What is needed — Scan the data below for the string "Izvedba". Show every line where it turns up.

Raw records
################
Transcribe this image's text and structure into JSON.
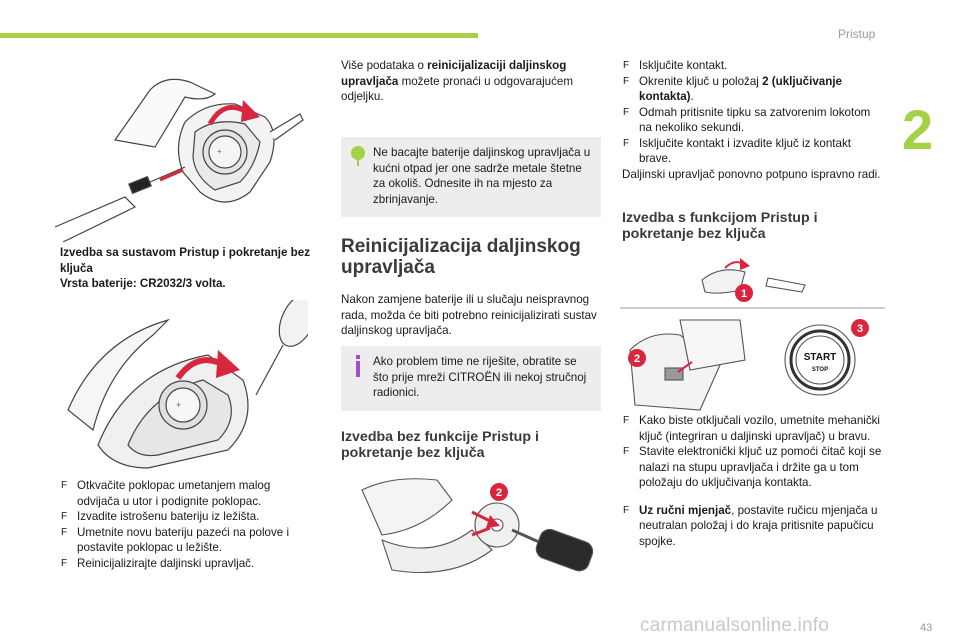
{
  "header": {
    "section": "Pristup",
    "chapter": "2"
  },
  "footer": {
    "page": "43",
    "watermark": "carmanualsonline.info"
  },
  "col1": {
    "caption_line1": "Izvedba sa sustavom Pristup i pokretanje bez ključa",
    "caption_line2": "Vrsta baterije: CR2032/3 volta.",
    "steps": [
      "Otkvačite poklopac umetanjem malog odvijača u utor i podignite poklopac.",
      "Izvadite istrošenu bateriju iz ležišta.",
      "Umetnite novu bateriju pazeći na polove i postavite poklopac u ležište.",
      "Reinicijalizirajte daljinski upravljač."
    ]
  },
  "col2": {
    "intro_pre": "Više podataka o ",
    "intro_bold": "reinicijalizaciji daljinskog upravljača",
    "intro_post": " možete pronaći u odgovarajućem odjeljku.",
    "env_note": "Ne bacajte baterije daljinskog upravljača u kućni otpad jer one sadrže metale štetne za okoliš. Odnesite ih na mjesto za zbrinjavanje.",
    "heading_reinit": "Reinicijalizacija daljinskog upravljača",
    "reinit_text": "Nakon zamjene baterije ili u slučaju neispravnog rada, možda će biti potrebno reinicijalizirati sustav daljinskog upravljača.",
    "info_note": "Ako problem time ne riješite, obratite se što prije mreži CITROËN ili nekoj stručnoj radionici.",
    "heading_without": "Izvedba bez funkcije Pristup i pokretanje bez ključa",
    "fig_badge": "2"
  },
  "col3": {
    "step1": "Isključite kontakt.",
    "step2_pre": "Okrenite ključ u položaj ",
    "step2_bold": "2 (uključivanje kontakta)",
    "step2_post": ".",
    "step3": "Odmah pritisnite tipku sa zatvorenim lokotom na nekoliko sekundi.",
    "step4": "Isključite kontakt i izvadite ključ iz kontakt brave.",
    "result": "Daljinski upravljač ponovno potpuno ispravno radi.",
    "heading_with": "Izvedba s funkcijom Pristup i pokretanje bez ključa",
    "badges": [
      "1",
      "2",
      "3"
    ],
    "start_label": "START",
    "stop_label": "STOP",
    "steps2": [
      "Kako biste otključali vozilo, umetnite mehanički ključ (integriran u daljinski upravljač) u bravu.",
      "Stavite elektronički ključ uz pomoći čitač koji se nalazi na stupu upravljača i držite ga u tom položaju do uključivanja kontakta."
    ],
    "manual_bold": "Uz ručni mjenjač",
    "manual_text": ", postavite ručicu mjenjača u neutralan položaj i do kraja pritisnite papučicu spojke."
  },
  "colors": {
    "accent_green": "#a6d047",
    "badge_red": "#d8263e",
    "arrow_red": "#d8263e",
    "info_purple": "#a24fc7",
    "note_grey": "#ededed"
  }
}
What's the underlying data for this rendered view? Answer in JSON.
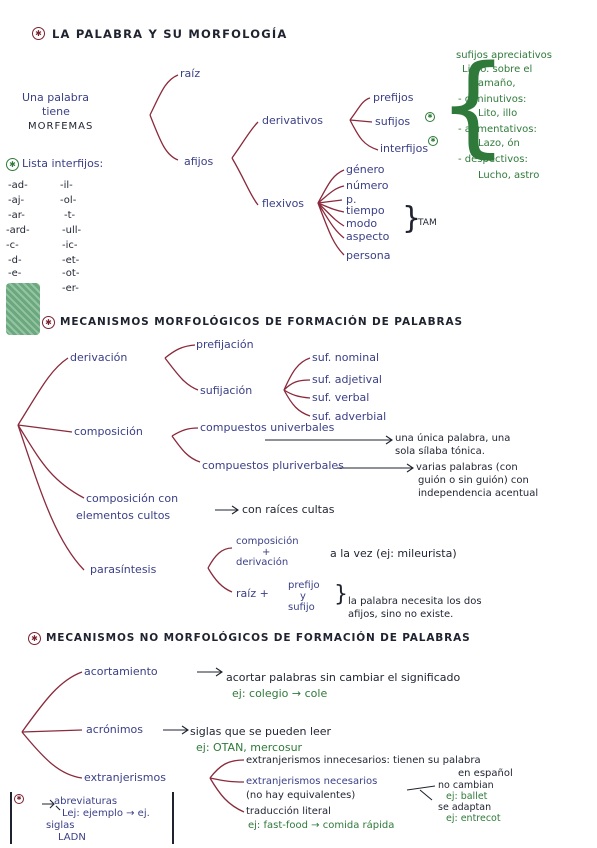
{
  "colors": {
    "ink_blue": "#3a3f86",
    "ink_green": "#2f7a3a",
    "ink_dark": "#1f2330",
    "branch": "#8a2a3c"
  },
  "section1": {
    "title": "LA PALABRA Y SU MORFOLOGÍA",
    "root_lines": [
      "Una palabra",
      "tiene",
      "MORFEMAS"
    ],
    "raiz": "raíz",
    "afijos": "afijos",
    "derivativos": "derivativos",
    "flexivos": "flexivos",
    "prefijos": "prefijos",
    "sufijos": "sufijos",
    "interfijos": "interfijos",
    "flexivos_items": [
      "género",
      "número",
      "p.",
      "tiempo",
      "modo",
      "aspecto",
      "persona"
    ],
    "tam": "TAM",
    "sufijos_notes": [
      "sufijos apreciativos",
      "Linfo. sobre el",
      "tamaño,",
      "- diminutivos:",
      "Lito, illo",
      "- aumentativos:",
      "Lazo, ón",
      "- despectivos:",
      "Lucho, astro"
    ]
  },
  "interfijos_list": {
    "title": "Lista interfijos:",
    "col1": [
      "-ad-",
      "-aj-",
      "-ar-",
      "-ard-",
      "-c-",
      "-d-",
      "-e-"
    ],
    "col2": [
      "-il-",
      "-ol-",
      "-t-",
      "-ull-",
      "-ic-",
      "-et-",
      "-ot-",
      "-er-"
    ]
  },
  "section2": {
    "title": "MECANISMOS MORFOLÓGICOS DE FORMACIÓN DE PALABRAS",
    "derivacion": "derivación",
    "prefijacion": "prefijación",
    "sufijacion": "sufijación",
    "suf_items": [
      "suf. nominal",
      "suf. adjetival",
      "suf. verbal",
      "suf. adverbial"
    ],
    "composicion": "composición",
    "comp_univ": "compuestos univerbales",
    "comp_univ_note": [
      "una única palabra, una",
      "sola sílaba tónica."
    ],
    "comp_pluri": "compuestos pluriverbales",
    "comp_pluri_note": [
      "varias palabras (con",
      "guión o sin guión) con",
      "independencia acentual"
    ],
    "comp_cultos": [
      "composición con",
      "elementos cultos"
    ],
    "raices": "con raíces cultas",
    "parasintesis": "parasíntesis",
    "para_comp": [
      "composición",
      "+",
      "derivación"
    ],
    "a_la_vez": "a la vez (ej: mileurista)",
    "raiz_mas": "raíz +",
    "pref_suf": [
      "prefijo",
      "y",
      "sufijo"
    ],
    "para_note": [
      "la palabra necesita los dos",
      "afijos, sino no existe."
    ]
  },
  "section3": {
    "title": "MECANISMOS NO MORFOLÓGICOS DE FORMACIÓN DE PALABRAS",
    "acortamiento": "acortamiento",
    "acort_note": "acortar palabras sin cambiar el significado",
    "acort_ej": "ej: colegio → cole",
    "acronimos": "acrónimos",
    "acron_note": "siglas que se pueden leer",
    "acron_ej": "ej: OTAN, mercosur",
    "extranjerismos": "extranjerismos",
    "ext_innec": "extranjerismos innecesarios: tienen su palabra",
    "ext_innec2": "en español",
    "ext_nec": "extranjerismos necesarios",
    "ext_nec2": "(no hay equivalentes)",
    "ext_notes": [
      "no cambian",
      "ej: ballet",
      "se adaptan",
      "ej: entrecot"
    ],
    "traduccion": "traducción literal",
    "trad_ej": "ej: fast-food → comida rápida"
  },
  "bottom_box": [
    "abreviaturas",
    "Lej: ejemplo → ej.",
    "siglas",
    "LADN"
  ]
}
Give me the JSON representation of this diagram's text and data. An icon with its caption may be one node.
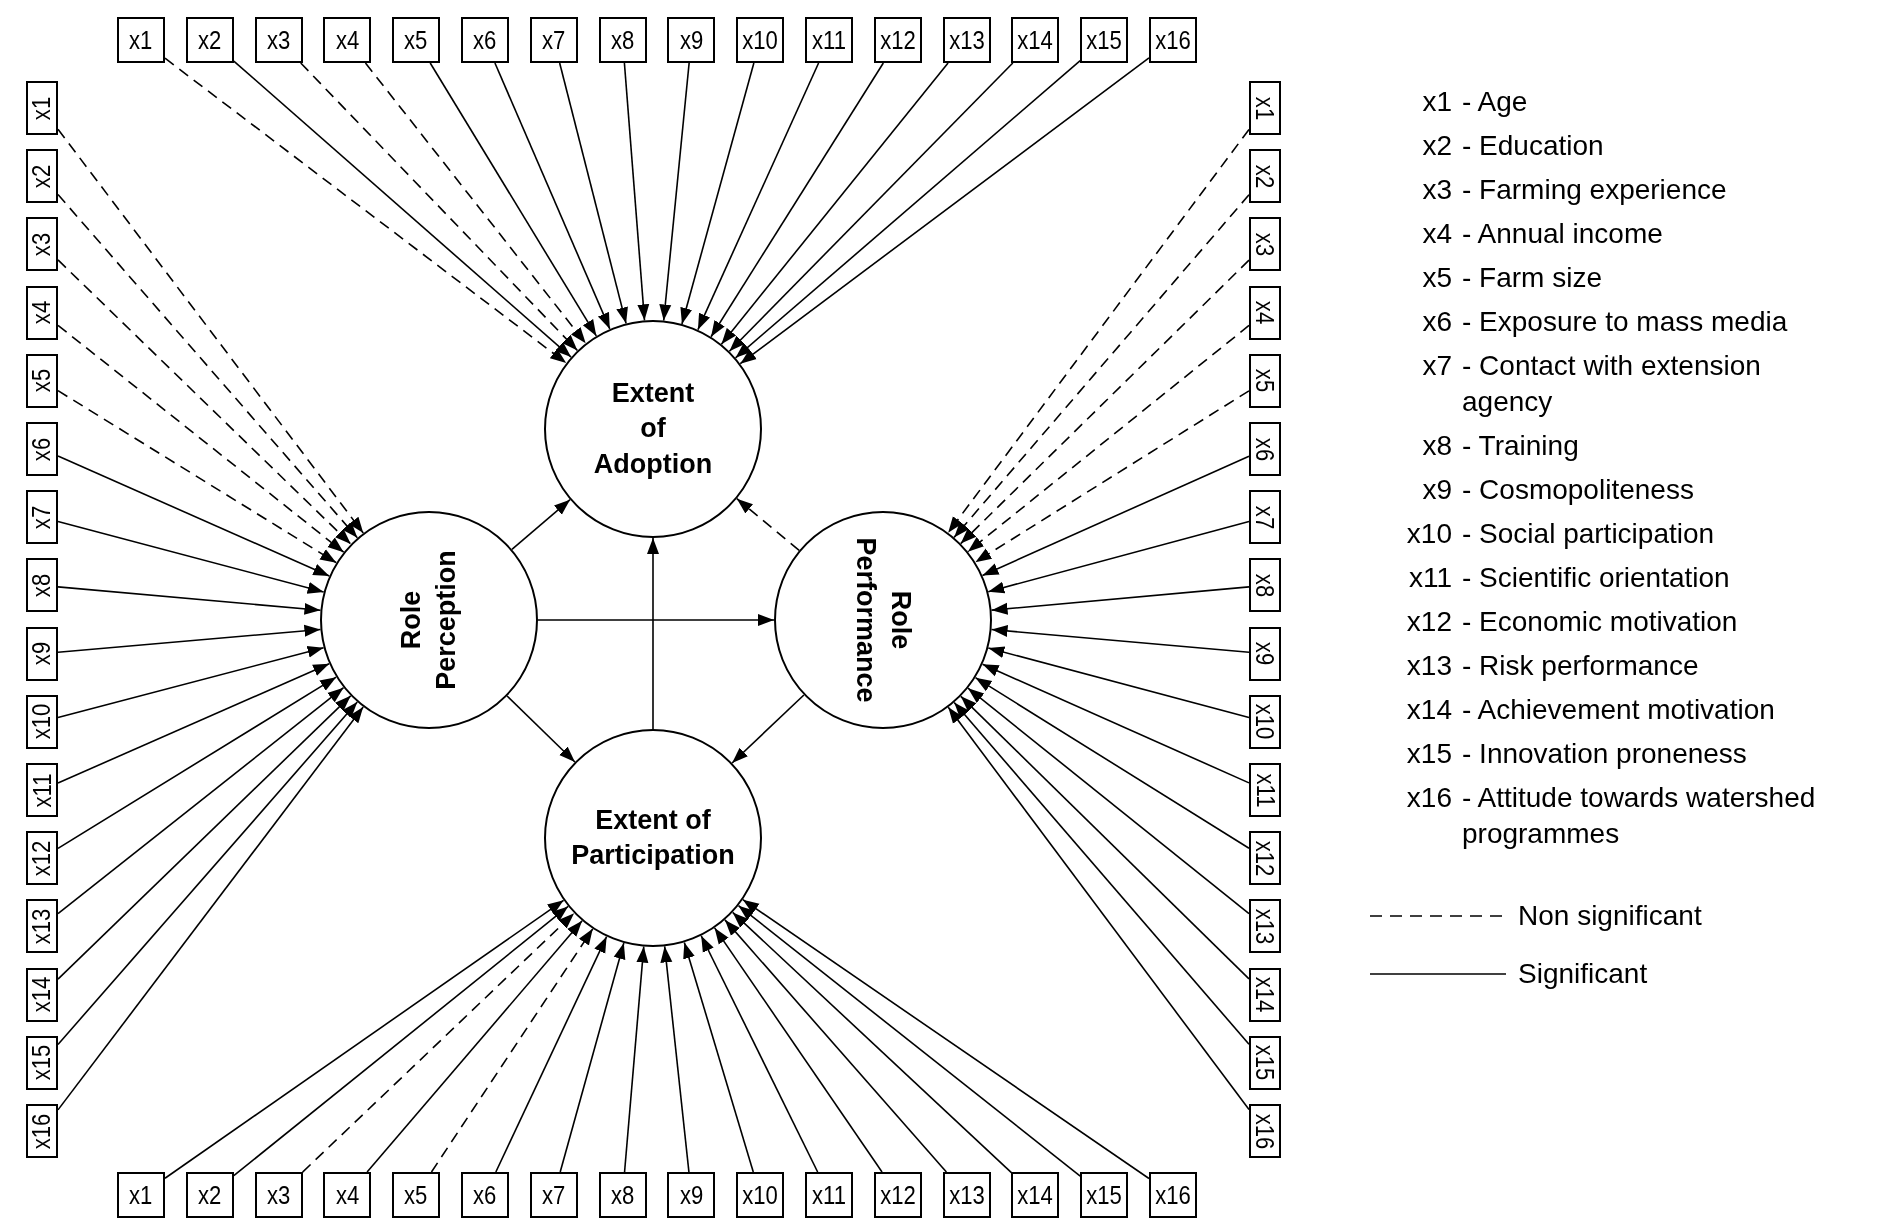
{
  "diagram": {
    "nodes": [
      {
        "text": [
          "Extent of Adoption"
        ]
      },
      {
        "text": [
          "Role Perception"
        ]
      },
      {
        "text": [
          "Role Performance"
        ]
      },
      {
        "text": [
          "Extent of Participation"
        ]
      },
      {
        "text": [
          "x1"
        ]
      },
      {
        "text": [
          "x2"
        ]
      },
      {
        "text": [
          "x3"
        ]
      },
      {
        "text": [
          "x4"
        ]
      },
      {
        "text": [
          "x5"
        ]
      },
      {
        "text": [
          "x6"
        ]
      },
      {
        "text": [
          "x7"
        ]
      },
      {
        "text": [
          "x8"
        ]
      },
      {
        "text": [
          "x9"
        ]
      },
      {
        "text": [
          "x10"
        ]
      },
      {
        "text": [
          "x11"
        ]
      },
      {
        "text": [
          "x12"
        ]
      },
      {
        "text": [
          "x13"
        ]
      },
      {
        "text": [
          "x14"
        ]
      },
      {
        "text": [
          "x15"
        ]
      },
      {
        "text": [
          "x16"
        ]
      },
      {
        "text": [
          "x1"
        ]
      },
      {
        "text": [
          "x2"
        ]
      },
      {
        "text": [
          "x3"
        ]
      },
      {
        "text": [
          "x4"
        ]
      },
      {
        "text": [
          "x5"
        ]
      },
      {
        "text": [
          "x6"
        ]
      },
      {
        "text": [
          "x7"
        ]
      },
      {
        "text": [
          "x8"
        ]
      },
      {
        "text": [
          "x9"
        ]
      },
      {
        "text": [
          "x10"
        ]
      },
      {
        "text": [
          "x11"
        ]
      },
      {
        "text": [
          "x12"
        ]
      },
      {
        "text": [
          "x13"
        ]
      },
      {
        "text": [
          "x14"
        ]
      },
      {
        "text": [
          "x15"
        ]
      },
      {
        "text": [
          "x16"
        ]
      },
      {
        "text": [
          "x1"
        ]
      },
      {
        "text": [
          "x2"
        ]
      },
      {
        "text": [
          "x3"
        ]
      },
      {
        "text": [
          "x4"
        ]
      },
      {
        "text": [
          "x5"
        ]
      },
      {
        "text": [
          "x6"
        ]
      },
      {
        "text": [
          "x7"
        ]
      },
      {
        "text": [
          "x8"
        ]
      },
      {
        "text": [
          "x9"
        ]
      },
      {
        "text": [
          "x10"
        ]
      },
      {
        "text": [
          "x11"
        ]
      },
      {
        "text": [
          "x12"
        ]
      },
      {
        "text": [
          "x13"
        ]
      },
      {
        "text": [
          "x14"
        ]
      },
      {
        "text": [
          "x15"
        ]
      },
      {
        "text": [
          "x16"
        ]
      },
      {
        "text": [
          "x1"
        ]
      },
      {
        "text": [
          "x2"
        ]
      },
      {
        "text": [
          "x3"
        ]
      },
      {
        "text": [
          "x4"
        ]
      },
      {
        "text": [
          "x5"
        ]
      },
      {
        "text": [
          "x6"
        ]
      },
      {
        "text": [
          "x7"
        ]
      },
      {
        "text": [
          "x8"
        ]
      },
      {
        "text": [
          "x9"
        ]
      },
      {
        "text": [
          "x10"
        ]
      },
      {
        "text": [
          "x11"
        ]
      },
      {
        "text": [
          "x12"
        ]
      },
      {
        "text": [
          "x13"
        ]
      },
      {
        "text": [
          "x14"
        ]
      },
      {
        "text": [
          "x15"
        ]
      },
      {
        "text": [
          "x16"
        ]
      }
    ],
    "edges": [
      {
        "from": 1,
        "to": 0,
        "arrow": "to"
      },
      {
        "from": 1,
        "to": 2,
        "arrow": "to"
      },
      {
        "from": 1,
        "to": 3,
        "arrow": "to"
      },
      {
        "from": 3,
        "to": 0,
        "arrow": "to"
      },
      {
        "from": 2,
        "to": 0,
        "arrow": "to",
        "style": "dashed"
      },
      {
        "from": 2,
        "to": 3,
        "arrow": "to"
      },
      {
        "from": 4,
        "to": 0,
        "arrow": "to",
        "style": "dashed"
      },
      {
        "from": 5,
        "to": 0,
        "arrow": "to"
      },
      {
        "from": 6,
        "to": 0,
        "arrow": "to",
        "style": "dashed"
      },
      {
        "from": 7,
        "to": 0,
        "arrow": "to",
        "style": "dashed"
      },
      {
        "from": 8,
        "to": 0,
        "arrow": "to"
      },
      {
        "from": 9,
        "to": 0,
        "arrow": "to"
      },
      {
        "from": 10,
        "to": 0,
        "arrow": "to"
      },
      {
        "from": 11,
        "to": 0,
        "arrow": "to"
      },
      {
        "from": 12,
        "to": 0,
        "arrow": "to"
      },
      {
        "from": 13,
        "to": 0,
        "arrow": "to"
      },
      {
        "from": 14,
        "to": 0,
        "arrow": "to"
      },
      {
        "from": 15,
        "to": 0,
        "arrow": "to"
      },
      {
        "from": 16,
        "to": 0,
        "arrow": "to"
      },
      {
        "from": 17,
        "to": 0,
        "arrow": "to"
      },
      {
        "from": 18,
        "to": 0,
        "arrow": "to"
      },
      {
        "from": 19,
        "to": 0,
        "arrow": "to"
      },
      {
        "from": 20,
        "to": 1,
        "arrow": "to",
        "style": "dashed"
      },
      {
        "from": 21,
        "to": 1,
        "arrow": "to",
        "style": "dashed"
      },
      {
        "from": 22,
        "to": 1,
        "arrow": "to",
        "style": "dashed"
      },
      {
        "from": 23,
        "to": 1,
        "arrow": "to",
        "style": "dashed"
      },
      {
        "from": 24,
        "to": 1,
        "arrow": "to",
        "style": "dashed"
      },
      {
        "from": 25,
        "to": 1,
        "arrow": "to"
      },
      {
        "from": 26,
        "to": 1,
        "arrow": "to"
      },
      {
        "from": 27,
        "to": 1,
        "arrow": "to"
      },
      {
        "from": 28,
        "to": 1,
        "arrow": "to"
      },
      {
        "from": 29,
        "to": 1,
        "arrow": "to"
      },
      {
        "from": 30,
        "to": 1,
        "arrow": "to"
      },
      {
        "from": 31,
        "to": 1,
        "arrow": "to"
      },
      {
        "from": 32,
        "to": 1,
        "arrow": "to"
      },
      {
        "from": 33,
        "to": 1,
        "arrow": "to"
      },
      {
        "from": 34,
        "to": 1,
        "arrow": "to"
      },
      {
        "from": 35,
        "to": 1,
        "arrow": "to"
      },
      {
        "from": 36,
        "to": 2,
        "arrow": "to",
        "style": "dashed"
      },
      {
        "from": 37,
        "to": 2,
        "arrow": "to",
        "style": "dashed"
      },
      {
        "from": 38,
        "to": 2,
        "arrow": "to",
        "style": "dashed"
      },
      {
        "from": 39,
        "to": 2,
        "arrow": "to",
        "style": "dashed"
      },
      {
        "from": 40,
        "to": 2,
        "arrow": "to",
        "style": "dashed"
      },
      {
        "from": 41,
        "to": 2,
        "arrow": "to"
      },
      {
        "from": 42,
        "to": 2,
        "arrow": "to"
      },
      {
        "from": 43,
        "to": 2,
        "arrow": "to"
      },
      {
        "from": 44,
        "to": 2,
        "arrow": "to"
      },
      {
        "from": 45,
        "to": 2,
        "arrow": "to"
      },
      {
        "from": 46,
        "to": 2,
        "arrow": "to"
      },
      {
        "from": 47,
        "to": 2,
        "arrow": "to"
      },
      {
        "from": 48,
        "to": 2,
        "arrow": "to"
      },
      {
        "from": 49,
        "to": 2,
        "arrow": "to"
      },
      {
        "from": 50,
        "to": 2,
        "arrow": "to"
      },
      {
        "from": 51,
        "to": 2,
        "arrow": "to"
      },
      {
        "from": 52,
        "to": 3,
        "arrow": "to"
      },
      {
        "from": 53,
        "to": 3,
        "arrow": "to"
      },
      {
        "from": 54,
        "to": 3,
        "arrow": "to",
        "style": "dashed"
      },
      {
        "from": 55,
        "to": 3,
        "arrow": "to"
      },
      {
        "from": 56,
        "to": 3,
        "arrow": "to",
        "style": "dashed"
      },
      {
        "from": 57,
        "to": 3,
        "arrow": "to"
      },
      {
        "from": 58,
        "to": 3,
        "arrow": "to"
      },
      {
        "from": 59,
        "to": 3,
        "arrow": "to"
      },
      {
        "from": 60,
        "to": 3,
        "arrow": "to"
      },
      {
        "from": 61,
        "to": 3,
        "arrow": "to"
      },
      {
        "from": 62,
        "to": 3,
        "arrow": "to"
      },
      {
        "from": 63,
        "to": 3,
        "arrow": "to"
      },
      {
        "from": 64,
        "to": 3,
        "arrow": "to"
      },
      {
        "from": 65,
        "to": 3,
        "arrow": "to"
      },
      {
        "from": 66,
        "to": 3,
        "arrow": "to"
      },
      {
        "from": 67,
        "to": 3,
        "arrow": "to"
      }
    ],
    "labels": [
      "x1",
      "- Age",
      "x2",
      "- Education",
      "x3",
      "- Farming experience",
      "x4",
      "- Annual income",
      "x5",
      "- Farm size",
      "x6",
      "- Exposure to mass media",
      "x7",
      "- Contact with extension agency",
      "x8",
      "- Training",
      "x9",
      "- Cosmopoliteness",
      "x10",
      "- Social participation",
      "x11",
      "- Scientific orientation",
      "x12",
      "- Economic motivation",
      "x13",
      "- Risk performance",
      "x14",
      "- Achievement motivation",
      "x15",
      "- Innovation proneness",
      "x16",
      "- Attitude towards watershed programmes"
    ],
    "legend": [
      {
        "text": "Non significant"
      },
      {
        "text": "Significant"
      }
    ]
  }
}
################
Written reply —
    "caption_line1": "Izvedba sa sustavom Pristup i pokretanje bez ključa",
    "heading_without": "Izvedba bez funkcije Pristup i pokretanje bez ključa",
    "heading_with": "Izvedba s funkcijom Pristup i pokretanje bez ključa",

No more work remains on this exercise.